**Short problem**
Repeat every entry in the listing below, exactly.

• • • •

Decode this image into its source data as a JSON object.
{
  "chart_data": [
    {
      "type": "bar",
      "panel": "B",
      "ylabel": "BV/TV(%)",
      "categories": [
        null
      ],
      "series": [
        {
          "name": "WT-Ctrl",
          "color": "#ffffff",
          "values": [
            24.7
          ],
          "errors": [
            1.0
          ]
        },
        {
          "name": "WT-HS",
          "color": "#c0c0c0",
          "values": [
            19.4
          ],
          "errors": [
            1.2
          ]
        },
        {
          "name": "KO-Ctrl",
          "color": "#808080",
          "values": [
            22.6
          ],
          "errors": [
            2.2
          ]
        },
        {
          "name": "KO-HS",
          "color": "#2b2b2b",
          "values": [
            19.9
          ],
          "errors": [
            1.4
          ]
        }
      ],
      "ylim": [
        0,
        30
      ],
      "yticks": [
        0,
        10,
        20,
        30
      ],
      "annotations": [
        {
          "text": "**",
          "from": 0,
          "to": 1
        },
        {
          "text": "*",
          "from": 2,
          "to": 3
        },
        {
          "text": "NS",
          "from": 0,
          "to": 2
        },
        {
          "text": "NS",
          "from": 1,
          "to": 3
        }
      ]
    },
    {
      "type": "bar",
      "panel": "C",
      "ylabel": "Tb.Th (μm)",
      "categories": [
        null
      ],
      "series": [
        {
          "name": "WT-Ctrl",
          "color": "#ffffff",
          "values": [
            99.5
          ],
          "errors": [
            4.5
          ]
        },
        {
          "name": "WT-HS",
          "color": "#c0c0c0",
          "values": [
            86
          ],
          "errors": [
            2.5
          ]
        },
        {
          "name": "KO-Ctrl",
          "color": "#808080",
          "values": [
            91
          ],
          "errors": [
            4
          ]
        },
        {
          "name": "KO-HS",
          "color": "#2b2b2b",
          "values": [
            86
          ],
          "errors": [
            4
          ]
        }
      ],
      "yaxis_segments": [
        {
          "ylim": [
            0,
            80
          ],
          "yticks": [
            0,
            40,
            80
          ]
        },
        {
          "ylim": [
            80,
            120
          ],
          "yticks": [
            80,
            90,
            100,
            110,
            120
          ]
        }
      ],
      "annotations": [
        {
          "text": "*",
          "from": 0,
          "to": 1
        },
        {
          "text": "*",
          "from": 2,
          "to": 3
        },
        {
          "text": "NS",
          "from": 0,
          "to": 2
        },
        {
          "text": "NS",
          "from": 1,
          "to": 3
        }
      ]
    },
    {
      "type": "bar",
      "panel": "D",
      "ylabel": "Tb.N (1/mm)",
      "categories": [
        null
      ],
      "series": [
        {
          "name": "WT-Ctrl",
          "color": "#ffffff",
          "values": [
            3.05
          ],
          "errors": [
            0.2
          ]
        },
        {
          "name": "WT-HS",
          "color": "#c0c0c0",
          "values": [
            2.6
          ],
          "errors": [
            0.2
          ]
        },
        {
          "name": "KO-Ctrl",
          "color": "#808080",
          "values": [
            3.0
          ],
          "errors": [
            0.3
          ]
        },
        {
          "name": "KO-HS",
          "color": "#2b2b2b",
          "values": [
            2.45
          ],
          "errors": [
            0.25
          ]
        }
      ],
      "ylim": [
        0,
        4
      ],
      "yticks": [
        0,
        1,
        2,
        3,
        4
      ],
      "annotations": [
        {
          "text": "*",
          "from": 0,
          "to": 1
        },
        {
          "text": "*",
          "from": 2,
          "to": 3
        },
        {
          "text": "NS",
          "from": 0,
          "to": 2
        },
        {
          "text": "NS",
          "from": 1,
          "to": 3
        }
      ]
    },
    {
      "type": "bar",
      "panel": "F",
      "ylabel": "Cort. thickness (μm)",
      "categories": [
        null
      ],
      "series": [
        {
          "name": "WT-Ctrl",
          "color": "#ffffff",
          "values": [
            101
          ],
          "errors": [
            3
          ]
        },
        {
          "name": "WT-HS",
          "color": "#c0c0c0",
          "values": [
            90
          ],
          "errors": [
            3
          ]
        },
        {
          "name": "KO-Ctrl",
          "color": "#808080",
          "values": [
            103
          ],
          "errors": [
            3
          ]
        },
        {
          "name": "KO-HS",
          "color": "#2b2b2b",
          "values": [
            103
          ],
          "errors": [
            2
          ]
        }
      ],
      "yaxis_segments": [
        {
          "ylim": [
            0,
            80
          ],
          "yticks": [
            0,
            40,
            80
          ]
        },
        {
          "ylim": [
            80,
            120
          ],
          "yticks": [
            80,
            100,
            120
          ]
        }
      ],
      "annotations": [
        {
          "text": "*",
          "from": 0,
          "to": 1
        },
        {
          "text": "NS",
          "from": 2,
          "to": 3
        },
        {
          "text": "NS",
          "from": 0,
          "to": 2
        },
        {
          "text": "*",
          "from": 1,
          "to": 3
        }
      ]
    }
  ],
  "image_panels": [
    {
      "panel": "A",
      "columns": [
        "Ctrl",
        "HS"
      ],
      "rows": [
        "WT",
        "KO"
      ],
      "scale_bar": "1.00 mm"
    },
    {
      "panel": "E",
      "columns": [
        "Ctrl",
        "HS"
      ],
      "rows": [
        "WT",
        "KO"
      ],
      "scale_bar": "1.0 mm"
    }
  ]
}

• • • •

**Output for this exercise**
Decode this image into its source data as a JSON object.
{
  "chart_data": [
    {
      "type": "bar",
      "panel": "B",
      "ylabel": "BV/TV(%)",
      "categories": [
        null
      ],
      "series": [
        {
          "name": "WT-Ctrl",
          "color": "#ffffff",
          "values": [
            24.7
          ],
          "errors": [
            1.0
          ]
        },
        {
          "name": "WT-HS",
          "color": "#c0c0c0",
          "values": [
            19.4
          ],
          "errors": [
            1.2
          ]
        },
        {
          "name": "KO-Ctrl",
          "color": "#808080",
          "values": [
            22.6
          ],
          "errors": [
            2.2
          ]
        },
        {
          "name": "KO-HS",
          "color": "#2b2b2b",
          "values": [
            19.9
          ],
          "errors": [
            1.4
          ]
        }
      ],
      "ylim": [
        0,
        30
      ],
      "yticks": [
        0,
        10,
        20,
        30
      ],
      "annotations": [
        {
          "text": "**",
          "from": 0,
          "to": 1
        },
        {
          "text": "*",
          "from": 2,
          "to": 3
        },
        {
          "text": "NS",
          "from": 0,
          "to": 2
        },
        {
          "text": "NS",
          "from": 1,
          "to": 3
        }
      ]
    },
    {
      "type": "bar",
      "panel": "C",
      "ylabel": "Tb.Th (μm)",
      "categories": [
        null
      ],
      "series": [
        {
          "name": "WT-Ctrl",
          "color": "#ffffff",
          "values": [
            99.5
          ],
          "errors": [
            4.5
          ]
        },
        {
          "name": "WT-HS",
          "color": "#c0c0c0",
          "values": [
            86
          ],
          "errors": [
            2.5
          ]
        },
        {
          "name": "KO-Ctrl",
          "color": "#808080",
          "values": [
            91
          ],
          "errors": [
            4
          ]
        },
        {
          "name": "KO-HS",
          "color": "#2b2b2b",
          "values": [
            86
          ],
          "errors": [
            4
          ]
        }
      ],
      "yaxis_segments": [
        {
          "ylim": [
            0,
            80
          ],
          "yticks": [
            0,
            40,
            80
          ]
        },
        {
          "ylim": [
            80,
            120
          ],
          "yticks": [
            80,
            90,
            100,
            110,
            120
          ]
        }
      ],
      "annotations": [
        {
          "text": "*",
          "from": 0,
          "to": 1
        },
        {
          "text": "*",
          "from": 2,
          "to": 3
        },
        {
          "text": "NS",
          "from": 0,
          "to": 2
        },
        {
          "text": "NS",
          "from": 1,
          "to": 3
        }
      ]
    },
    {
      "type": "bar",
      "panel": "D",
      "ylabel": "Tb.N (1/mm)",
      "categories": [
        null
      ],
      "series": [
        {
          "name": "WT-Ctrl",
          "color": "#ffffff",
          "values": [
            3.05
          ],
          "errors": [
            0.2
          ]
        },
        {
          "name": "WT-HS",
          "color": "#c0c0c0",
          "values": [
            2.6
          ],
          "errors": [
            0.2
          ]
        },
        {
          "name": "KO-Ctrl",
          "color": "#808080",
          "values": [
            3.0
          ],
          "errors": [
            0.3
          ]
        },
        {
          "name": "KO-HS",
          "color": "#2b2b2b",
          "values": [
            2.45
          ],
          "errors": [
            0.25
          ]
        }
      ],
      "ylim": [
        0,
        4
      ],
      "yticks": [
        0,
        1,
        2,
        3,
        4
      ],
      "annotations": [
        {
          "text": "*",
          "from": 0,
          "to": 1
        },
        {
          "text": "*",
          "from": 2,
          "to": 3
        },
        {
          "text": "NS",
          "from": 0,
          "to": 2
        },
        {
          "text": "NS",
          "from": 1,
          "to": 3
        }
      ]
    },
    {
      "type": "bar",
      "panel": "F",
      "ylabel": "Cort. thickness (μm)",
      "categories": [
        null
      ],
      "series": [
        {
          "name": "WT-Ctrl",
          "color": "#ffffff",
          "values": [
            101
          ],
          "errors": [
            3
          ]
        },
        {
          "name": "WT-HS",
          "color": "#c0c0c0",
          "values": [
            90
          ],
          "errors": [
            3
          ]
        },
        {
          "name": "KO-Ctrl",
          "color": "#808080",
          "values": [
            103
          ],
          "errors": [
            3
          ]
        },
        {
          "name": "KO-HS",
          "color": "#2b2b2b",
          "values": [
            103
          ],
          "errors": [
            2
          ]
        }
      ],
      "yaxis_segments": [
        {
          "ylim": [
            0,
            80
          ],
          "yticks": [
            0,
            40,
            80
          ]
        },
        {
          "ylim": [
            80,
            120
          ],
          "yticks": [
            80,
            100,
            120
          ]
        }
      ],
      "annotations": [
        {
          "text": "*",
          "from": 0,
          "to": 1
        },
        {
          "text": "NS",
          "from": 2,
          "to": 3
        },
        {
          "text": "NS",
          "from": 0,
          "to": 2
        },
        {
          "text": "*",
          "from": 1,
          "to": 3
        }
      ]
    }
  ],
  "image_panels": [
    {
      "panel": "A",
      "columns": [
        "Ctrl",
        "HS"
      ],
      "rows": [
        "WT",
        "KO"
      ],
      "scale_bar": "1.00 mm"
    },
    {
      "panel": "E",
      "columns": [
        "Ctrl",
        "HS"
      ],
      "rows": [
        "WT",
        "KO"
      ],
      "scale_bar": "1.0 mm"
    }
  ]
}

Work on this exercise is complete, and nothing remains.